MATERIAL FOR THE TASK:
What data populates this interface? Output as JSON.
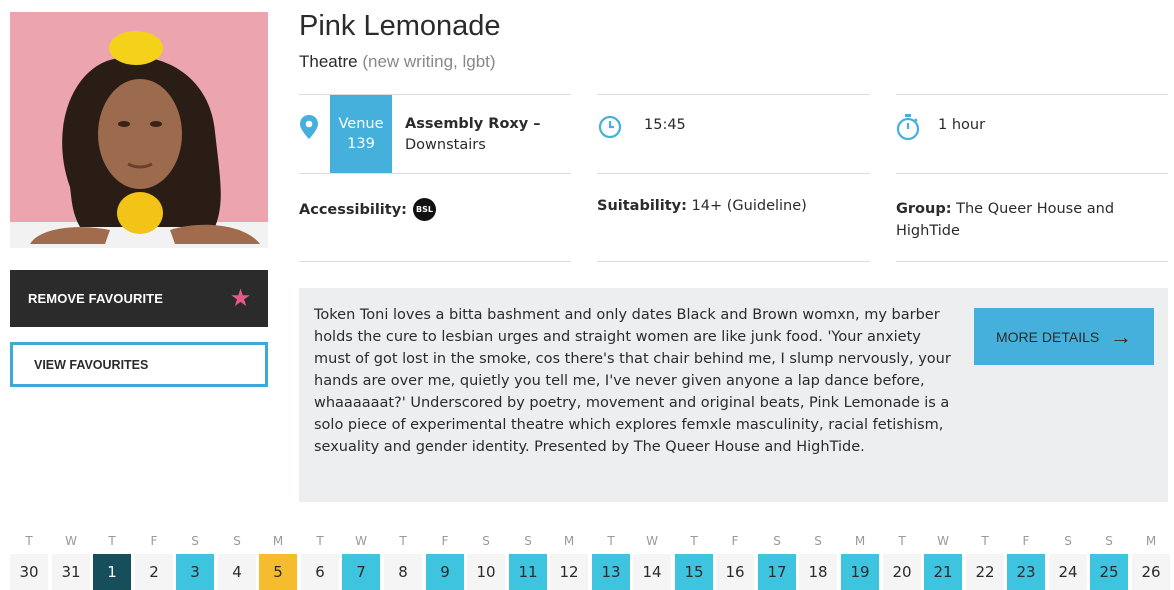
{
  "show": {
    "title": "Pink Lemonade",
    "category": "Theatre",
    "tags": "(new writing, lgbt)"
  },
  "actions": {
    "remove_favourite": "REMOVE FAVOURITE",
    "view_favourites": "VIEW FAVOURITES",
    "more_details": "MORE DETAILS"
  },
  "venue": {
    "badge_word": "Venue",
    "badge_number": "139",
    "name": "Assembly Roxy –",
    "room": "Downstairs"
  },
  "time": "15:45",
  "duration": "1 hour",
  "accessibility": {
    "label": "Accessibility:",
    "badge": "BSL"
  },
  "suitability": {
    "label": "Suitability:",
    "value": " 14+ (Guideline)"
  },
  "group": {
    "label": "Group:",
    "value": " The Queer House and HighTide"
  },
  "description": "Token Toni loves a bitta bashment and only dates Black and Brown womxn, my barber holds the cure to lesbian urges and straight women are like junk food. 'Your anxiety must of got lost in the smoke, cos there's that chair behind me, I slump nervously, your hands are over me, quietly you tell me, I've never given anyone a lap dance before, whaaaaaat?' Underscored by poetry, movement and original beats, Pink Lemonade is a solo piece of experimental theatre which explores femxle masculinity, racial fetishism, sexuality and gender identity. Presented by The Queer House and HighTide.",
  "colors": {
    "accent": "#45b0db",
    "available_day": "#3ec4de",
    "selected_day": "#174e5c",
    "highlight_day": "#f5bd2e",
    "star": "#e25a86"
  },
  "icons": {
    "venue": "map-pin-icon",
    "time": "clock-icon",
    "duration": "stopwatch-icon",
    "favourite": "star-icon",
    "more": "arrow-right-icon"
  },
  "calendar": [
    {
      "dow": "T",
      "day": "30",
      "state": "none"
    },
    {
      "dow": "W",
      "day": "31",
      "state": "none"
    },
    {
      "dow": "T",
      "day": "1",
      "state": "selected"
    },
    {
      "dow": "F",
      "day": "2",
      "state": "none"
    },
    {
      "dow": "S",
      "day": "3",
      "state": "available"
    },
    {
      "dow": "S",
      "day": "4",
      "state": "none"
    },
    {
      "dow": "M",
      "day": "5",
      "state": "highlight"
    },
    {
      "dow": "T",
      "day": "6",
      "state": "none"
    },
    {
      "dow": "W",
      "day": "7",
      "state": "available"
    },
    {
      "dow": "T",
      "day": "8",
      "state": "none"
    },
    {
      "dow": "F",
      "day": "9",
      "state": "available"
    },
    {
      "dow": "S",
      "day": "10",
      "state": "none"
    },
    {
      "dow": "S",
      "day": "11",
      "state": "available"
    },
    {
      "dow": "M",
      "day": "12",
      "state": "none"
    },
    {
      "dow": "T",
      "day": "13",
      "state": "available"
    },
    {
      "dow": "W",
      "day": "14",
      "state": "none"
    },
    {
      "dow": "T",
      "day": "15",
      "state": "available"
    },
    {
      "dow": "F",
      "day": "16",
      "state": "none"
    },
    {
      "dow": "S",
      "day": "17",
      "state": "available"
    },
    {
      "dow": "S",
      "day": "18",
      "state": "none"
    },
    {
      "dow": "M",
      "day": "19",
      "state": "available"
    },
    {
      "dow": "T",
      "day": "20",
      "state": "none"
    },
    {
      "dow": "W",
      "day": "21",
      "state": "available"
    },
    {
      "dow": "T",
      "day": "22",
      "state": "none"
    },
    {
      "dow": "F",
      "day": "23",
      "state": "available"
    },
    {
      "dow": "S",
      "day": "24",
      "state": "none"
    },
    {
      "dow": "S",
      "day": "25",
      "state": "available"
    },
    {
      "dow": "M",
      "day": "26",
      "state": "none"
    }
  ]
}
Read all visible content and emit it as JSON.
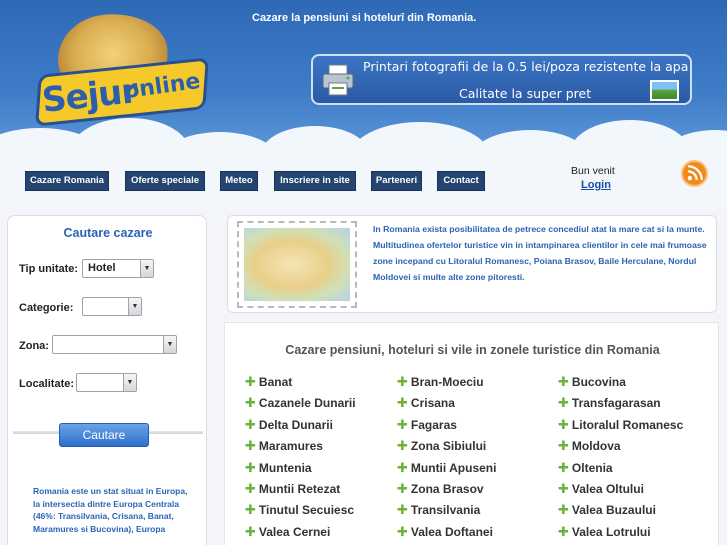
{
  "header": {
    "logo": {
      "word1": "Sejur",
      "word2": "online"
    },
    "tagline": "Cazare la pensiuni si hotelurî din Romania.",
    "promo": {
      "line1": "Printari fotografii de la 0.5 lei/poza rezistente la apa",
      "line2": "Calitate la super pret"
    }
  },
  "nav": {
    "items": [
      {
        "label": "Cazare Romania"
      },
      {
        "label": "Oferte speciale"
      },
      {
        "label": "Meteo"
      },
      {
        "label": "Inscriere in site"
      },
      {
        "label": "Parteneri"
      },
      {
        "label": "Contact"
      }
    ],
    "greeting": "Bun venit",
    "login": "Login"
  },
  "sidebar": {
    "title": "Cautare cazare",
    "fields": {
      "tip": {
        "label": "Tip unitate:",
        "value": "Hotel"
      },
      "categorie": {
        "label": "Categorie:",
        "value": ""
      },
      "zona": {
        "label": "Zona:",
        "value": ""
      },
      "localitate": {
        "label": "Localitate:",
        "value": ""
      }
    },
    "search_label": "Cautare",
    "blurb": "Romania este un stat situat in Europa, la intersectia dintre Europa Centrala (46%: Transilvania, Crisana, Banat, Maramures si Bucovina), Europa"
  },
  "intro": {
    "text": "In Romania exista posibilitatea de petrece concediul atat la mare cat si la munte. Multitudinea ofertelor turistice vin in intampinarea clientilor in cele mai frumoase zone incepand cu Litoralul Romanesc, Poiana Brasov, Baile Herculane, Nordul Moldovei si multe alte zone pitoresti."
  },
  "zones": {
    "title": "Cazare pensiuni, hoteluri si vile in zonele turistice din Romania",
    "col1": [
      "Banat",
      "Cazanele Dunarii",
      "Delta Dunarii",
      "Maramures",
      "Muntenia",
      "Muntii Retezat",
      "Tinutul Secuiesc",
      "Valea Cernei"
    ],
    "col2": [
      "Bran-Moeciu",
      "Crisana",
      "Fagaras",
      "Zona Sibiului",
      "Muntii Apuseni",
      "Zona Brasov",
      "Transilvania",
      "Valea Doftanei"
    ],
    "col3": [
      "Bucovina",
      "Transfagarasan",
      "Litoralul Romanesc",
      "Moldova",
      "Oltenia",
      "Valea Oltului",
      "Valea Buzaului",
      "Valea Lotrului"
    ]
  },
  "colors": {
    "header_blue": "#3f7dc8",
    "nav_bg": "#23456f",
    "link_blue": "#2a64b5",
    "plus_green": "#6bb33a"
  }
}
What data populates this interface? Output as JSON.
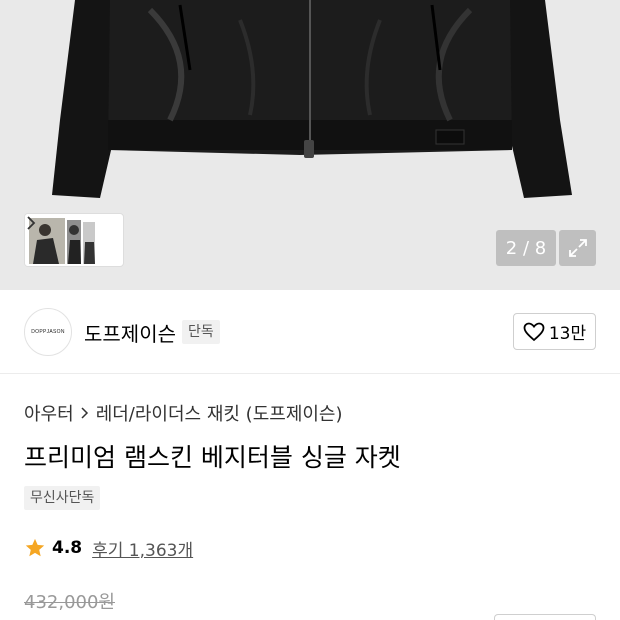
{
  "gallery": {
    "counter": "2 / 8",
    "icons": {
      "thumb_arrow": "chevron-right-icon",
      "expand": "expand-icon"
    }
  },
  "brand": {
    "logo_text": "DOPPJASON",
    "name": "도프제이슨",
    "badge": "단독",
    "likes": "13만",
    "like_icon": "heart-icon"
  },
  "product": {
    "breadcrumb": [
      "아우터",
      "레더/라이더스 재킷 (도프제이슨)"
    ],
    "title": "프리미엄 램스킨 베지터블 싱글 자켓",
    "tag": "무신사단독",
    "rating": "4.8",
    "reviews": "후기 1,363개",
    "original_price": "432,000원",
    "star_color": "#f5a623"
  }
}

WORK INSTRUCTIONS:
Every line is to be duplicated exactly, though pictures stay out.

WRITTEN ANSWER:
What data populates this interface? Output as JSON.
{
  "show": {
    "title": "Pink Lemonade",
    "category": "Theatre",
    "tags": "(new writing, lgbt)"
  },
  "actions": {
    "remove_favourite": "REMOVE FAVOURITE",
    "view_favourites": "VIEW FAVOURITES",
    "more_details": "MORE DETAILS"
  },
  "venue": {
    "badge_word": "Venue",
    "badge_number": "139",
    "name": "Assembly Roxy –",
    "room": "Downstairs"
  },
  "time": "15:45",
  "duration": "1 hour",
  "accessibility": {
    "label": "Accessibility:",
    "badge": "BSL"
  },
  "suitability": {
    "label": "Suitability:",
    "value": " 14+ (Guideline)"
  },
  "group": {
    "label": "Group:",
    "value": " The Queer House and HighTide"
  },
  "description": "Token Toni loves a bitta bashment and only dates Black and Brown womxn, my barber holds the cure to lesbian urges and straight women are like junk food. 'Your anxiety must of got lost in the smoke, cos there's that chair behind me, I slump nervously, your hands are over me, quietly you tell me, I've never given anyone a lap dance before, whaaaaaat?' Underscored by poetry, movement and original beats, Pink Lemonade is a solo piece of experimental theatre which explores femxle masculinity, racial fetishism, sexuality and gender identity. Presented by The Queer House and HighTide.",
  "colors": {
    "accent": "#45b0db",
    "available_day": "#3ec4de",
    "selected_day": "#174e5c",
    "highlight_day": "#f5bd2e",
    "star": "#e25a86"
  },
  "icons": {
    "venue": "map-pin-icon",
    "time": "clock-icon",
    "duration": "stopwatch-icon",
    "favourite": "star-icon",
    "more": "arrow-right-icon"
  },
  "calendar": [
    {
      "dow": "T",
      "day": "30",
      "state": "none"
    },
    {
      "dow": "W",
      "day": "31",
      "state": "none"
    },
    {
      "dow": "T",
      "day": "1",
      "state": "selected"
    },
    {
      "dow": "F",
      "day": "2",
      "state": "none"
    },
    {
      "dow": "S",
      "day": "3",
      "state": "available"
    },
    {
      "dow": "S",
      "day": "4",
      "state": "none"
    },
    {
      "dow": "M",
      "day": "5",
      "state": "highlight"
    },
    {
      "dow": "T",
      "day": "6",
      "state": "none"
    },
    {
      "dow": "W",
      "day": "7",
      "state": "available"
    },
    {
      "dow": "T",
      "day": "8",
      "state": "none"
    },
    {
      "dow": "F",
      "day": "9",
      "state": "available"
    },
    {
      "dow": "S",
      "day": "10",
      "state": "none"
    },
    {
      "dow": "S",
      "day": "11",
      "state": "available"
    },
    {
      "dow": "M",
      "day": "12",
      "state": "none"
    },
    {
      "dow": "T",
      "day": "13",
      "state": "available"
    },
    {
      "dow": "W",
      "day": "14",
      "state": "none"
    },
    {
      "dow": "T",
      "day": "15",
      "state": "available"
    },
    {
      "dow": "F",
      "day": "16",
      "state": "none"
    },
    {
      "dow": "S",
      "day": "17",
      "state": "available"
    },
    {
      "dow": "S",
      "day": "18",
      "state": "none"
    },
    {
      "dow": "M",
      "day": "19",
      "state": "available"
    },
    {
      "dow": "T",
      "day": "20",
      "state": "none"
    },
    {
      "dow": "W",
      "day": "21",
      "state": "available"
    },
    {
      "dow": "T",
      "day": "22",
      "state": "none"
    },
    {
      "dow": "F",
      "day": "23",
      "state": "available"
    },
    {
      "dow": "S",
      "day": "24",
      "state": "none"
    },
    {
      "dow": "S",
      "day": "25",
      "state": "available"
    },
    {
      "dow": "M",
      "day": "26",
      "state": "none"
    }
  ]
}
Read all visible content and emit it as JSON.
{
  "header": {
    "logo": {
      "word1": "Sejur",
      "word2": "online"
    },
    "tagline": "Cazare la pensiuni si hotelurî din Romania.",
    "promo": {
      "line1": "Printari fotografii de la 0.5 lei/poza rezistente la apa",
      "line2": "Calitate la super pret"
    }
  },
  "nav": {
    "items": [
      {
        "label": "Cazare Romania"
      },
      {
        "label": "Oferte speciale"
      },
      {
        "label": "Meteo"
      },
      {
        "label": "Inscriere in site"
      },
      {
        "label": "Parteneri"
      },
      {
        "label": "Contact"
      }
    ],
    "greeting": "Bun venit",
    "login": "Login"
  },
  "sidebar": {
    "title": "Cautare cazare",
    "fields": {
      "tip": {
        "label": "Tip unitate:",
        "value": "Hotel"
      },
      "categorie": {
        "label": "Categorie:",
        "value": ""
      },
      "zona": {
        "label": "Zona:",
        "value": ""
      },
      "localitate": {
        "label": "Localitate:",
        "value": ""
      }
    },
    "search_label": "Cautare",
    "blurb": "Romania este un stat situat in Europa, la intersectia dintre Europa Centrala (46%: Transilvania, Crisana, Banat, Maramures si Bucovina), Europa"
  },
  "intro": {
    "text": "In Romania exista posibilitatea de petrece concediul atat la mare cat si la munte. Multitudinea ofertelor turistice vin in intampinarea clientilor in cele mai frumoase zone incepand cu Litoralul Romanesc, Poiana Brasov, Baile Herculane, Nordul Moldovei si multe alte zone pitoresti."
  },
  "zones": {
    "title": "Cazare pensiuni, hoteluri si vile in zonele turistice din Romania",
    "col1": [
      "Banat",
      "Cazanele Dunarii",
      "Delta Dunarii",
      "Maramures",
      "Muntenia",
      "Muntii Retezat",
      "Tinutul Secuiesc",
      "Valea Cernei"
    ],
    "col2": [
      "Bran-Moeciu",
      "Crisana",
      "Fagaras",
      "Zona Sibiului",
      "Muntii Apuseni",
      "Zona Brasov",
      "Transilvania",
      "Valea Doftanei"
    ],
    "col3": [
      "Bucovina",
      "Transfagarasan",
      "Litoralul Romanesc",
      "Moldova",
      "Oltenia",
      "Valea Oltului",
      "Valea Buzaului",
      "Valea Lotrului"
    ]
  },
  "colors": {
    "header_blue": "#3f7dc8",
    "nav_bg": "#23456f",
    "link_blue": "#2a64b5",
    "plus_green": "#6bb33a"
  }
}
What data populates this interface? Output as JSON.
{
  "gallery": {
    "counter": "2 / 8",
    "icons": {
      "thumb_arrow": "chevron-right-icon",
      "expand": "expand-icon"
    }
  },
  "brand": {
    "logo_text": "DOPPJASON",
    "name": "도프제이슨",
    "badge": "단독",
    "likes": "13만",
    "like_icon": "heart-icon"
  },
  "product": {
    "breadcrumb": [
      "아우터",
      "레더/라이더스 재킷 (도프제이슨)"
    ],
    "title": "프리미엄 램스킨 베지터블 싱글 자켓",
    "tag": "무신사단독",
    "rating": "4.8",
    "reviews": "후기 1,363개",
    "original_price": "432,000원",
    "star_color": "#f5a623"
  }
}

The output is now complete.